* [Problem to solve] Give back the entire listing verbatim.
--------------------------------
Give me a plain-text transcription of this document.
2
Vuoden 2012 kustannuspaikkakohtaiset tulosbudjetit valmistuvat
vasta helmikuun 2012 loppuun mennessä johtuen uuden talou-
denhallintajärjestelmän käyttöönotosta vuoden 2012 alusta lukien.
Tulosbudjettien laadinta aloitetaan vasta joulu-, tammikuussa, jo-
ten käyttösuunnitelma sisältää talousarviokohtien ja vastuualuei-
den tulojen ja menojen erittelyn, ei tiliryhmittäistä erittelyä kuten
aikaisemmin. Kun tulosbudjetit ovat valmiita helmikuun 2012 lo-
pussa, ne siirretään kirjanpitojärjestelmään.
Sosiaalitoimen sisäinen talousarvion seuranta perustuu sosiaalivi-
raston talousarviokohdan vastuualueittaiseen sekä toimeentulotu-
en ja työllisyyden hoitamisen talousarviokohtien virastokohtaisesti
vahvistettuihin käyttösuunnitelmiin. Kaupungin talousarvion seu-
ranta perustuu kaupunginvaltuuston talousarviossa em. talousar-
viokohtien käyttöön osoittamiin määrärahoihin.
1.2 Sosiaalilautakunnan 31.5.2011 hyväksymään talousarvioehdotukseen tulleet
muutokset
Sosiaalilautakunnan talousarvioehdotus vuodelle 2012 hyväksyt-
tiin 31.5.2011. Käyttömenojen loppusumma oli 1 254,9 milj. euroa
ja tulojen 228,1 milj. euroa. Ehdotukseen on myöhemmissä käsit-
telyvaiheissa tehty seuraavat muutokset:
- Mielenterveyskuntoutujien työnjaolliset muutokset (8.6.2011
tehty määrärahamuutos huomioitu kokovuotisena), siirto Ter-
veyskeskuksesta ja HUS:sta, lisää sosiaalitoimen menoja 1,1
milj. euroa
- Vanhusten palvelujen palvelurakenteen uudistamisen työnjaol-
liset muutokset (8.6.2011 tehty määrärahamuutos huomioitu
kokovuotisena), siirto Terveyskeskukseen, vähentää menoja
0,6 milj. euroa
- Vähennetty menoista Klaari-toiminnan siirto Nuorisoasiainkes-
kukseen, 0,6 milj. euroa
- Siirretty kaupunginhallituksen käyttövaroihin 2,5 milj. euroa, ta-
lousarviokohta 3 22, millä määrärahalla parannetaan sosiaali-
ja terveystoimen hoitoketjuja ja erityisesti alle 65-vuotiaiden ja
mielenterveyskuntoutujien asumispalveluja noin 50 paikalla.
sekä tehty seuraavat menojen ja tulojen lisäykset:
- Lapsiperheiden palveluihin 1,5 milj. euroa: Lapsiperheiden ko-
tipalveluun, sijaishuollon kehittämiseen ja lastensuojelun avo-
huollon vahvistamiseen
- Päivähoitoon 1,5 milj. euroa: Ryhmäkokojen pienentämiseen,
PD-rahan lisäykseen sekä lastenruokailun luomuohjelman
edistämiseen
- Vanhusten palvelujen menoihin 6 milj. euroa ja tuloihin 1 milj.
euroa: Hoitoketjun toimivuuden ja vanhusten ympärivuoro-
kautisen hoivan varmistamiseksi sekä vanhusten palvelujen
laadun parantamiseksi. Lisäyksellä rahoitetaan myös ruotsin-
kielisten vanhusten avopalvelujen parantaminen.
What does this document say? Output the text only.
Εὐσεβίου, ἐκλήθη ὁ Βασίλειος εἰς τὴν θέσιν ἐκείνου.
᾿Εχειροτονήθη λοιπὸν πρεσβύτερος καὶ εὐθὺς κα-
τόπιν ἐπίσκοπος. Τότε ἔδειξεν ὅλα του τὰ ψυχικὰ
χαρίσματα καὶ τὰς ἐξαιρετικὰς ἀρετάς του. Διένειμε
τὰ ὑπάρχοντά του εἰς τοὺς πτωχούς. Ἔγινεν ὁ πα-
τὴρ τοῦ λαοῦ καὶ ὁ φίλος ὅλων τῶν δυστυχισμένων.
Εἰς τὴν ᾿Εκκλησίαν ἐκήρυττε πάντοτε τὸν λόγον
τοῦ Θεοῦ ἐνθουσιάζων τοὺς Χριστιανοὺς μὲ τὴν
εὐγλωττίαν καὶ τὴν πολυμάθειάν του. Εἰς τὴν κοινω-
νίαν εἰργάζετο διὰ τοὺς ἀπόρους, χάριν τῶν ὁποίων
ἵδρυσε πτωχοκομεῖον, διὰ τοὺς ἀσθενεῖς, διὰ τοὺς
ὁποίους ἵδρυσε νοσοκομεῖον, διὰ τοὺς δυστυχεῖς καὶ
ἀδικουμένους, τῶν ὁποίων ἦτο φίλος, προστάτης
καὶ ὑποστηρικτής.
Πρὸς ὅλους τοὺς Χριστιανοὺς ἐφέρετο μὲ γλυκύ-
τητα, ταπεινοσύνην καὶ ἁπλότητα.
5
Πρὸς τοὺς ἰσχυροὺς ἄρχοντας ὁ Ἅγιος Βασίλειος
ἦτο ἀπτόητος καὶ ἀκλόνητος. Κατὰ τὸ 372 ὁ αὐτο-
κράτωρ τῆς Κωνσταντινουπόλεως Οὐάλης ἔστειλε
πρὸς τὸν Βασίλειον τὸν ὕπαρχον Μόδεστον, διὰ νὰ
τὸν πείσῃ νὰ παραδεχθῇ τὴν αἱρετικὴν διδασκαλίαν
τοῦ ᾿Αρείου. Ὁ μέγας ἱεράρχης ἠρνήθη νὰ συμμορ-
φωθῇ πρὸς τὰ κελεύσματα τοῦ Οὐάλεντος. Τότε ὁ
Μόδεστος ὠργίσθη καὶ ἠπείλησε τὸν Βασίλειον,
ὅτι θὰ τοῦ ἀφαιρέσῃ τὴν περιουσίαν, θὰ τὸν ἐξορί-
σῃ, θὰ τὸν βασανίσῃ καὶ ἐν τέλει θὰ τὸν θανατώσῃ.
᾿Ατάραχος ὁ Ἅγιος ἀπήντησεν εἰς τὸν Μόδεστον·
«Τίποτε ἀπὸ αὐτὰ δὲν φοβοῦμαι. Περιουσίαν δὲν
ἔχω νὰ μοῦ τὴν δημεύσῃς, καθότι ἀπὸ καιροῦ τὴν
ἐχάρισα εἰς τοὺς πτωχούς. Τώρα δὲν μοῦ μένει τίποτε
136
--------------------------------
* [Task response]
Give me a plain-text transcription of this document.
2
Vuoden 2012 kustannuspaikkakohtaiset tulosbudjetit valmistuvat
vasta helmikuun 2012 loppuun mennessä johtuen uuden talou-
denhallintajärjestelmän käyttöönotosta vuoden 2012 alusta lukien.
Tulosbudjettien laadinta aloitetaan vasta joulu-, tammikuussa, jo-
ten käyttösuunnitelma sisältää talousarviokohtien ja vastuualuei-
den tulojen ja menojen erittelyn, ei tiliryhmittäistä erittelyä kuten
aikaisemmin. Kun tulosbudjetit ovat valmiita helmikuun 2012 lo-
pussa, ne siirretään kirjanpitojärjestelmään.
Sosiaalitoimen sisäinen talousarvion seuranta perustuu sosiaalivi-
raston talousarviokohdan vastuualueittaiseen sekä toimeentulotu-
en ja työllisyyden hoitamisen talousarviokohtien virastokohtaisesti
vahvistettuihin käyttösuunnitelmiin. Kaupungin talousarvion seu-
ranta perustuu kaupunginvaltuuston talousarviossa em. talousar-
viokohtien käyttöön osoittamiin määrärahoihin.
1.2 Sosiaalilautakunnan 31.5.2011 hyväksymään talousarvioehdotukseen tulleet
muutokset
Sosiaalilautakunnan talousarvioehdotus vuodelle 2012 hyväksyt-
tiin 31.5.2011. Käyttömenojen loppusumma oli 1 254,9 milj. euroa
ja tulojen 228,1 milj. euroa. Ehdotukseen on myöhemmissä käsit-
telyvaiheissa tehty seuraavat muutokset:
- Mielenterveyskuntoutujien työnjaolliset muutokset (8.6.2011
tehty määrärahamuutos huomioitu kokovuotisena), siirto Ter-
veyskeskuksesta ja HUS:sta, lisää sosiaalitoimen menoja 1,1
milj. euroa
- Vanhusten palvelujen palvelurakenteen uudistamisen työnjaol-
liset muutokset (8.6.2011 tehty määrärahamuutos huomioitu
kokovuotisena), siirto Terveyskeskukseen, vähentää menoja
0,6 milj. euroa
- Vähennetty menoista Klaari-toiminnan siirto Nuorisoasiainkes-
kukseen, 0,6 milj. euroa
- Siirretty kaupunginhallituksen käyttövaroihin 2,5 milj. euroa, ta-
lousarviokohta 3 22, millä määrärahalla parannetaan sosiaali-
ja terveystoimen hoitoketjuja ja erityisesti alle 65-vuotiaiden ja
mielenterveyskuntoutujien asumispalveluja noin 50 paikalla.
sekä tehty seuraavat menojen ja tulojen lisäykset:
- Lapsiperheiden palveluihin 1,5 milj. euroa: Lapsiperheiden ko-
tipalveluun, sijaishuollon kehittämiseen ja lastensuojelun avo-
huollon vahvistamiseen
- Päivähoitoon 1,5 milj. euroa: Ryhmäkokojen pienentämiseen,
PD-rahan lisäykseen sekä lastenruokailun luomuohjelman
edistämiseen
- Vanhusten palvelujen menoihin 6 milj. euroa ja tuloihin 1 milj.
euroa: Hoitoketjun toimivuuden ja vanhusten ympärivuoro-
kautisen hoivan varmistamiseksi sekä vanhusten palvelujen
laadun parantamiseksi. Lisäyksellä rahoitetaan myös ruotsin-
kielisten vanhusten avopalvelujen parantaminen.
What does this document say? Output the text only.
Εὐσεβίου, ἐκλήθη ὁ Βασίλειος εἰς τὴν θέσιν ἐκείνου.
᾿Εχειροτονήθη λοιπὸν πρεσβύτερος καὶ εὐθὺς κα-
τόπιν ἐπίσκοπος. Τότε ἔδειξεν ὅλα του τὰ ψυχικὰ
χαρίσματα καὶ τὰς ἐξαιρετικὰς ἀρετάς του. Διένειμε
τὰ ὑπάρχοντά του εἰς τοὺς πτωχούς. Ἔγινεν ὁ πα-
τὴρ τοῦ λαοῦ καὶ ὁ φίλος ὅλων τῶν δυστυχισμένων.
Εἰς τὴν ᾿Εκκλησίαν ἐκήρυττε πάντοτε τὸν λόγον
τοῦ Θεοῦ ἐνθουσιάζων τοὺς Χριστιανοὺς μὲ τὴν
εὐγλωττίαν καὶ τὴν πολυμάθειάν του. Εἰς τὴν κοινω-
νίαν εἰργάζετο διὰ τοὺς ἀπόρους, χάριν τῶν ὁποίων
ἵδρυσε πτωχοκομεῖον, διὰ τοὺς ἀσθενεῖς, διὰ τοὺς
ὁποίους ἵδρυσε νοσοκομεῖον, διὰ τοὺς δυστυχεῖς καὶ
ἀδικουμένους, τῶν ὁποίων ἦτο φίλος, προστάτης
καὶ ὑποστηρικτής.
Πρὸς ὅλους τοὺς Χριστιανοὺς ἐφέρετο μὲ γλυκύ-
τητα, ταπεινοσύνην καὶ ἁπλότητα.
5
Πρὸς τοὺς ἰσχυροὺς ἄρχοντας ὁ Ἅγιος Βασίλειος
ἦτο ἀπτόητος καὶ ἀκλόνητος. Κατὰ τὸ 372 ὁ αὐτο-
κράτωρ τῆς Κωνσταντινουπόλεως Οὐάλης ἔστειλε
πρὸς τὸν Βασίλειον τὸν ὕπαρχον Μόδεστον, διὰ νὰ
τὸν πείσῃ νὰ παραδεχθῇ τὴν αἱρετικὴν διδασκαλίαν
τοῦ ᾿Αρείου. Ὁ μέγας ἱεράρχης ἠρνήθη νὰ συμμορ-
φωθῇ πρὸς τὰ κελεύσματα τοῦ Οὐάλεντος. Τότε ὁ
Μόδεστος ὠργίσθη καὶ ἠπείλησε τὸν Βασίλειον,
ὅτι θὰ τοῦ ἀφαιρέσῃ τὴν περιουσίαν, θὰ τὸν ἐξορί-
σῃ, θὰ τὸν βασανίσῃ καὶ ἐν τέλει θὰ τὸν θανατώσῃ.
᾿Ατάραχος ὁ Ἅγιος ἀπήντησεν εἰς τὸν Μόδεστον·
«Τίποτε ἀπὸ αὐτὰ δὲν φοβοῦμαι. Περιουσίαν δὲν
ἔχω νὰ μοῦ τὴν δημεύσῃς, καθότι ἀπὸ καιροῦ τὴν
ἐχάρισα εἰς τοὺς πτωχούς. Τώρα δὲν μοῦ μένει τίποτε
136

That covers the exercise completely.